TESTO FORNITO:
....

La Scoperta: ‘Ecco quante porzioni di carne al mese mangiare, così puoi salvarti la vita’

I Paesi ricchi dovranno tagliare del 40% i consumi di carne di manzo e agnello entro il 2050 se vorranno ridurre le emissioni di gas serra e nutrire 10 miliardi di persone a livello mondiale. Lo sostiene uno studio del World Resources Institute presentato in occasione del vertice sul clima dell’Onu in corso in Polonia.

Più cibo per ettaro

Il rapporto mette in luce quello che a prima vista puo’ sembrare un paradosso: tra circa 30 anni, il mondo avrà bisogno di una quantità di cibo superiore del 50% a quella attuale se vuole sfamarsi. Ma dovrà farlo riducendo il consumo di suolo a opera dell’agricoltura e degli allevamenti.

C’è innanzitutto una ragione di sopravvivenza ambientale: per fermare il riscaldamento globale, le emissioni di gas serra prodotte dall’agricoltura dovranno diminuire di due terzi. Il cibo in più dovrà essere prodotto senza creare nuovi terreni agricoli, dice il rapporto, altrimenti si dovranno abbattere i polmoni verdi restanti. Sotto accusa c’è soprattutto il settore della carne e dei latticini, che consuma l’83% dei terreni agricoli e produce il 60% delle emissioni complessive dell’agricoltura mondiale.

....

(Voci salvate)
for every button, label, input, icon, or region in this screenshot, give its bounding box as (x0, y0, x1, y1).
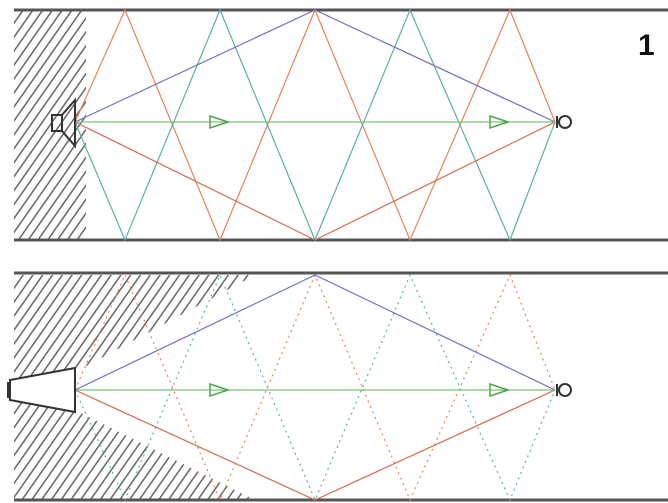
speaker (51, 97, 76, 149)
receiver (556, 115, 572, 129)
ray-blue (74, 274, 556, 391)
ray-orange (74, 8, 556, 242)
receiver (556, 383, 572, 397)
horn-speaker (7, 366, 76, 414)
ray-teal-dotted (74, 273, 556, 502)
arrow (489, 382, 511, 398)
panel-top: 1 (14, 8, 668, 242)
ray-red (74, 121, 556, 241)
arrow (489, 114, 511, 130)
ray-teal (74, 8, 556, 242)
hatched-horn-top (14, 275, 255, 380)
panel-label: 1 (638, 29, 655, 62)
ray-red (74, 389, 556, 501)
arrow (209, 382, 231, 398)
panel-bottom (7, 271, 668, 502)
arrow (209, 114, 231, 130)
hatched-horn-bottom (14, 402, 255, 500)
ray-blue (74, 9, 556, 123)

....

COMPLETA QUANTO SEGUE:
(1) Trascrivi fedelmente il passo dell'articolo sul consumo di carne compreso tra "Più cibo per" e "complessive dell’agricoltura mondiale.", estremi inclusi.
(2) Secondo l'articolo sul consumo di carne, quale quota dei terreni agricoli consuma il settore della carne e dei latticini?

SOLUZIONI:
(1)
Più cibo per ettaro

Il rapporto mette in luce quello che a prima vista puo’ sembrare un paradosso: tra circa 30 anni, il mondo avrà bisogno di una quantità di cibo superiore del 50% a quella attuale se vuole sfamarsi. Ma dovrà farlo riducendo il consumo di suolo a opera dell’agricoltura e degli allevamenti.

C’è innanzitutto una ragione di sopravvivenza ambientale: per fermare il riscaldamento globale, le emissioni di gas serra prodotte dall’agricoltura dovranno diminuire di due terzi. Il cibo in più dovrà essere prodotto senza creare nuovi terreni agricoli, dice il rapporto, altrimenti si dovranno abbattere i polmoni verdi restanti. Sotto accusa c’è soprattutto il settore della carne e dei latticini, che consuma l’83% dei terreni agricoli e produce il 60% delle emissioni complessive dell’agricoltura mondiale.

(2) L'83%.